───── MATERIAL PROVIDED ─────
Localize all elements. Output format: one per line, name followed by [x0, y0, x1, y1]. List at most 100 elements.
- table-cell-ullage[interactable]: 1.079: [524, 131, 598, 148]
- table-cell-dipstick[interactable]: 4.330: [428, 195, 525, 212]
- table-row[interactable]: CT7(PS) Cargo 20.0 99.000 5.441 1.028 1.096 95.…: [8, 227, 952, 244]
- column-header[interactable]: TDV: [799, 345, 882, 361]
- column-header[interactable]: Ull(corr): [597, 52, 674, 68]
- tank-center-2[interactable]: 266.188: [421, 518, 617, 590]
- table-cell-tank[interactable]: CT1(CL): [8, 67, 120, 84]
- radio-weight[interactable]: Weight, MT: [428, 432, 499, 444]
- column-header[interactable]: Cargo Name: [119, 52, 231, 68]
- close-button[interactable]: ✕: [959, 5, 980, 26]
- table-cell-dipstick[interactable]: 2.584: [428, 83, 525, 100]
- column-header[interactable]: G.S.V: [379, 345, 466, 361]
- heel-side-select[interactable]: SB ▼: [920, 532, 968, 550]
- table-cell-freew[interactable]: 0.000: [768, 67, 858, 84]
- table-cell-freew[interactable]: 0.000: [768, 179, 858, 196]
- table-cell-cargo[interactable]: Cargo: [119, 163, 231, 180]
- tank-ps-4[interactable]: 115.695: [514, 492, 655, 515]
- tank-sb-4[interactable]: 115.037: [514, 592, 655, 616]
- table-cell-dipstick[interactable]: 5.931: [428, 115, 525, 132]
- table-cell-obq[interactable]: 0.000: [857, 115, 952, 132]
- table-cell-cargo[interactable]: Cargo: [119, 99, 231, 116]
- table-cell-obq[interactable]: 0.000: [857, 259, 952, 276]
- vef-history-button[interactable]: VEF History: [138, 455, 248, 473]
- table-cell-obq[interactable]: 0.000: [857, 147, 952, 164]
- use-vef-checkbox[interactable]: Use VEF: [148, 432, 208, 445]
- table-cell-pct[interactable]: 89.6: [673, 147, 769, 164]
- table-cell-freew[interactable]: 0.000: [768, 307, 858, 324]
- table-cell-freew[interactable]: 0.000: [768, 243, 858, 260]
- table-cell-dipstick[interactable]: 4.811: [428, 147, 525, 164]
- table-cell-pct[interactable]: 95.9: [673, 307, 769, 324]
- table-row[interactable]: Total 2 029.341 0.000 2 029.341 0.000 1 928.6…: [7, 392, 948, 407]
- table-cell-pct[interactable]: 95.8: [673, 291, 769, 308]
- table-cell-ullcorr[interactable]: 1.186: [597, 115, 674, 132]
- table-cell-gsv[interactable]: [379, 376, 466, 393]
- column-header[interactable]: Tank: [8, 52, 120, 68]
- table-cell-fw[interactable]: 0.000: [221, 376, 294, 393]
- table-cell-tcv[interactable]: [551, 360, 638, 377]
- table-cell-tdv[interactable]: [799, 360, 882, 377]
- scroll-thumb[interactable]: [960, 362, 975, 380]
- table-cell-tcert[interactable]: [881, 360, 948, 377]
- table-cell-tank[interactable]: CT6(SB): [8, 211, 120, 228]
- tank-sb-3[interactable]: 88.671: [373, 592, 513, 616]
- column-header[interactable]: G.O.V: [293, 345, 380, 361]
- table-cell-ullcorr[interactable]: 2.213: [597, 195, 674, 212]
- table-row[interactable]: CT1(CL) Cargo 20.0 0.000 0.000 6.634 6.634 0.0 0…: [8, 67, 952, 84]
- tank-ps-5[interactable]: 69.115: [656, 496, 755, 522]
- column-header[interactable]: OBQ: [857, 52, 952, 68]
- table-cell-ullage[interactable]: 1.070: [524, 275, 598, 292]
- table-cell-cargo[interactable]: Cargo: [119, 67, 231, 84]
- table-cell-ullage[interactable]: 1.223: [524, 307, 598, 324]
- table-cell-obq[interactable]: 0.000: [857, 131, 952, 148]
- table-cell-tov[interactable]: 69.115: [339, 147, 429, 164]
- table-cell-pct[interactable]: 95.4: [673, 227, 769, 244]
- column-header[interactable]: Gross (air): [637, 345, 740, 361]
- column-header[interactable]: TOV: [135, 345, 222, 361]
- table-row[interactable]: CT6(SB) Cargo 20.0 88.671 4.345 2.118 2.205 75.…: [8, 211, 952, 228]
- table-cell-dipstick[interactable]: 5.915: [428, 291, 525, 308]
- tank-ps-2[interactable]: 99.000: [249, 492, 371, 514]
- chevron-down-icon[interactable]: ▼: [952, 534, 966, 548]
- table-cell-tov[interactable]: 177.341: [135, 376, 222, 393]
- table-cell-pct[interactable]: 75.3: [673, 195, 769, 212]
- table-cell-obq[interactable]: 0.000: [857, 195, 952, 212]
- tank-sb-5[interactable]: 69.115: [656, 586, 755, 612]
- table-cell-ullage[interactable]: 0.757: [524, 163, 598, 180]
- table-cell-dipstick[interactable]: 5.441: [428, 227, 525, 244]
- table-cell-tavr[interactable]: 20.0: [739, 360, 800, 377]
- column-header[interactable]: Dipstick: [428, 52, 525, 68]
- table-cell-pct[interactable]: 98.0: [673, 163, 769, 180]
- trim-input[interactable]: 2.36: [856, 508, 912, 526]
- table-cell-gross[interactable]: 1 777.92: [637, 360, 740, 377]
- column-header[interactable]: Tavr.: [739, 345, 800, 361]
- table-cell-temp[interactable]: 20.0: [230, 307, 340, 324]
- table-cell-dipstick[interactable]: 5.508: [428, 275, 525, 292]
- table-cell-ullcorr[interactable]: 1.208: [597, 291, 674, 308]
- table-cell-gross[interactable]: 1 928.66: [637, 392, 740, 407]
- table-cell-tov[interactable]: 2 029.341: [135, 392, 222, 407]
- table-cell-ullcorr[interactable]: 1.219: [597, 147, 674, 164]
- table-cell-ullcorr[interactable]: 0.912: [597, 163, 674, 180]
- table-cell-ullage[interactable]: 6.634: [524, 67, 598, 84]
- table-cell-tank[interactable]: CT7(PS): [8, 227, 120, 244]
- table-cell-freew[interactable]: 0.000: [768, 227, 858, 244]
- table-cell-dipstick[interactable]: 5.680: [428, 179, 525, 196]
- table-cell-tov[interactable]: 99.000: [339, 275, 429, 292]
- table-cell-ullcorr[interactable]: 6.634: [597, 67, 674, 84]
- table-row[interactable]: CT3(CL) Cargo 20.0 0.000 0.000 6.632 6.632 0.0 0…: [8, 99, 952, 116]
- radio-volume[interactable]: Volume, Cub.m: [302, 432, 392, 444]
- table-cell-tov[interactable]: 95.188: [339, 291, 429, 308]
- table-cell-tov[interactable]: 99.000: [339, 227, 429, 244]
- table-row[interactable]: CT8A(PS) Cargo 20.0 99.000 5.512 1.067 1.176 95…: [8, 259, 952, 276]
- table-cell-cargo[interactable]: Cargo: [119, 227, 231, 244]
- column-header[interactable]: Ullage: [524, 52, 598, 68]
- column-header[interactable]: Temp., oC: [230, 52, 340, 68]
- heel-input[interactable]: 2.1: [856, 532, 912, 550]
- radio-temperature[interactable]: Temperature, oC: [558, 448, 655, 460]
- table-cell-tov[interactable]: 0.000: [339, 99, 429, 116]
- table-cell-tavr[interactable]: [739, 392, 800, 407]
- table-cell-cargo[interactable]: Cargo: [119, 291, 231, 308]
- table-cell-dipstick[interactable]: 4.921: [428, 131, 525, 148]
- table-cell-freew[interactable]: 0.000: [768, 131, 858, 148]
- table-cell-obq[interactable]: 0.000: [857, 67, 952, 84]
─────
* DIRECTION
Copy the data above line for line, changing nothing.

* TASK SOLUTION
Localize all elements. Output format: one per line, name followed by [x0, y0, x1, y1]. List at most 100 elements.
- table-cell-ullage[interactable]: 1.079: [524, 131, 598, 148]
- table-cell-dipstick[interactable]: 4.330: [428, 195, 525, 212]
- table-row[interactable]: CT7(PS) Cargo 20.0 99.000 5.441 1.028 1.096 95.…: [8, 227, 952, 244]
- column-header[interactable]: TDV: [799, 345, 882, 361]
- column-header[interactable]: Ull(corr): [597, 52, 674, 68]
- tank-center-2[interactable]: 266.188: [421, 518, 617, 590]
- table-cell-tank[interactable]: CT1(CL): [8, 67, 120, 84]
- radio-weight[interactable]: Weight, MT: [428, 432, 499, 444]
- column-header[interactable]: Cargo Name: [119, 52, 231, 68]
- close-button[interactable]: ✕: [959, 5, 980, 26]
- table-cell-dipstick[interactable]: 2.584: [428, 83, 525, 100]
- column-header[interactable]: G.S.V: [379, 345, 466, 361]
- heel-side-select[interactable]: SB ▼: [920, 532, 968, 550]
- table-cell-freew[interactable]: 0.000: [768, 67, 858, 84]
- table-cell-freew[interactable]: 0.000: [768, 179, 858, 196]
- table-cell-cargo[interactable]: Cargo: [119, 163, 231, 180]
- tank-ps-4[interactable]: 115.695: [514, 492, 655, 515]
- tank-sb-4[interactable]: 115.037: [514, 592, 655, 616]
- table-cell-dipstick[interactable]: 5.931: [428, 115, 525, 132]
- table-cell-obq[interactable]: 0.000: [857, 115, 952, 132]
- table-cell-cargo[interactable]: Cargo: [119, 99, 231, 116]
- table-cell-obq[interactable]: 0.000: [857, 259, 952, 276]
- vef-history-button[interactable]: VEF History: [138, 455, 248, 473]
- table-cell-obq[interactable]: 0.000: [857, 147, 952, 164]
- use-vef-checkbox[interactable]: Use VEF: [148, 432, 208, 445]
- table-cell-pct[interactable]: 89.6: [673, 147, 769, 164]
- table-cell-freew[interactable]: 0.000: [768, 307, 858, 324]
- table-cell-freew[interactable]: 0.000: [768, 243, 858, 260]
- table-cell-dipstick[interactable]: 4.811: [428, 147, 525, 164]
- table-cell-pct[interactable]: 95.9: [673, 307, 769, 324]
- table-row[interactable]: Total 2 029.341 0.000 2 029.341 0.000 1 928.6…: [7, 392, 948, 407]
- table-cell-pct[interactable]: 95.8: [673, 291, 769, 308]
- table-cell-ullcorr[interactable]: 1.186: [597, 115, 674, 132]
- table-cell-gsv[interactable]: [379, 376, 466, 393]
- column-header[interactable]: Tank: [8, 52, 120, 68]
- table-cell-fw[interactable]: 0.000: [221, 376, 294, 393]
- table-cell-tcv[interactable]: [551, 360, 638, 377]
- table-cell-tdv[interactable]: [799, 360, 882, 377]
- scroll-thumb[interactable]: [960, 362, 975, 380]
- table-cell-tcert[interactable]: [881, 360, 948, 377]
- table-cell-tank[interactable]: CT6(SB): [8, 211, 120, 228]
- tank-sb-3[interactable]: 88.671: [373, 592, 513, 616]
- column-header[interactable]: G.O.V: [293, 345, 380, 361]
- table-cell-ullcorr[interactable]: 2.213: [597, 195, 674, 212]
- table-row[interactable]: CT1(CL) Cargo 20.0 0.000 0.000 6.634 6.634 0.0 0…: [8, 67, 952, 84]
- tank-ps-5[interactable]: 69.115: [656, 496, 755, 522]
- column-header[interactable]: OBQ: [857, 52, 952, 68]
- table-cell-ullage[interactable]: 1.070: [524, 275, 598, 292]
- table-cell-cargo[interactable]: Cargo: [119, 67, 231, 84]
- table-cell-ullage[interactable]: 1.223: [524, 307, 598, 324]
- table-cell-obq[interactable]: 0.000: [857, 131, 952, 148]
- table-cell-tov[interactable]: 69.115: [339, 147, 429, 164]
- table-cell-pct[interactable]: 95.4: [673, 227, 769, 244]
- column-header[interactable]: Gross (air): [637, 345, 740, 361]
- column-header[interactable]: TOV: [135, 345, 222, 361]
- table-row[interactable]: CT6(SB) Cargo 20.0 88.671 4.345 2.118 2.205 75.…: [8, 211, 952, 228]
- table-cell-dipstick[interactable]: 5.915: [428, 291, 525, 308]
- tank-ps-2[interactable]: 99.000: [249, 492, 371, 514]
- chevron-down-icon[interactable]: ▼: [952, 534, 966, 548]
- table-cell-tov[interactable]: 177.341: [135, 376, 222, 393]
- table-cell-pct[interactable]: 75.3: [673, 195, 769, 212]
- table-cell-obq[interactable]: 0.000: [857, 195, 952, 212]
- tank-sb-5[interactable]: 69.115: [656, 586, 755, 612]
- table-cell-ullage[interactable]: 0.757: [524, 163, 598, 180]
- table-cell-dipstick[interactable]: 5.441: [428, 227, 525, 244]
- table-cell-tavr[interactable]: 20.0: [739, 360, 800, 377]
- column-header[interactable]: Dipstick: [428, 52, 525, 68]
- table-cell-pct[interactable]: 98.0: [673, 163, 769, 180]
- trim-input[interactable]: 2.36: [856, 508, 912, 526]
- table-cell-gross[interactable]: 1 777.92: [637, 360, 740, 377]
- column-header[interactable]: Tavr.: [739, 345, 800, 361]
- table-cell-temp[interactable]: 20.0: [230, 307, 340, 324]
- table-cell-dipstick[interactable]: 5.508: [428, 275, 525, 292]
- table-cell-ullcorr[interactable]: 1.208: [597, 291, 674, 308]
- table-cell-gross[interactable]: 1 928.66: [637, 392, 740, 407]
- table-cell-tov[interactable]: 2 029.341: [135, 392, 222, 407]
- table-cell-ullcorr[interactable]: 1.219: [597, 147, 674, 164]
- table-cell-ullcorr[interactable]: 0.912: [597, 163, 674, 180]
- table-cell-ullage[interactable]: 6.634: [524, 67, 598, 84]
- table-cell-tank[interactable]: CT7(PS): [8, 227, 120, 244]
- table-cell-freew[interactable]: 0.000: [768, 227, 858, 244]
- table-cell-dipstick[interactable]: 5.680: [428, 179, 525, 196]
- table-cell-tov[interactable]: 99.000: [339, 275, 429, 292]
- table-cell-ullcorr[interactable]: 6.634: [597, 67, 674, 84]
- table-row[interactable]: CT3(CL) Cargo 20.0 0.000 0.000 6.632 6.632 0.0 0…: [8, 99, 952, 116]
- radio-volume[interactable]: Volume, Cub.m: [302, 432, 392, 444]
- table-cell-tov[interactable]: 95.188: [339, 291, 429, 308]
- table-cell-tov[interactable]: 99.000: [339, 227, 429, 244]
- table-row[interactable]: CT8A(PS) Cargo 20.0 99.000 5.512 1.067 1.176 95…: [8, 259, 952, 276]
- table-cell-cargo[interactable]: Cargo: [119, 227, 231, 244]
- column-header[interactable]: Ullage: [524, 52, 598, 68]
- column-header[interactable]: Temp., oC: [230, 52, 340, 68]
- heel-input[interactable]: 2.1: [856, 532, 912, 550]
- radio-temperature[interactable]: Temperature, oC: [558, 448, 655, 460]
- table-cell-tov[interactable]: 0.000: [339, 99, 429, 116]
- table-cell-tavr[interactable]: [739, 392, 800, 407]
- table-cell-cargo[interactable]: Cargo: [119, 291, 231, 308]
- table-cell-dipstick[interactable]: 4.921: [428, 131, 525, 148]
- table-cell-freew[interactable]: 0.000: [768, 131, 858, 148]
- table-cell-obq[interactable]: 0.000: [857, 67, 952, 84]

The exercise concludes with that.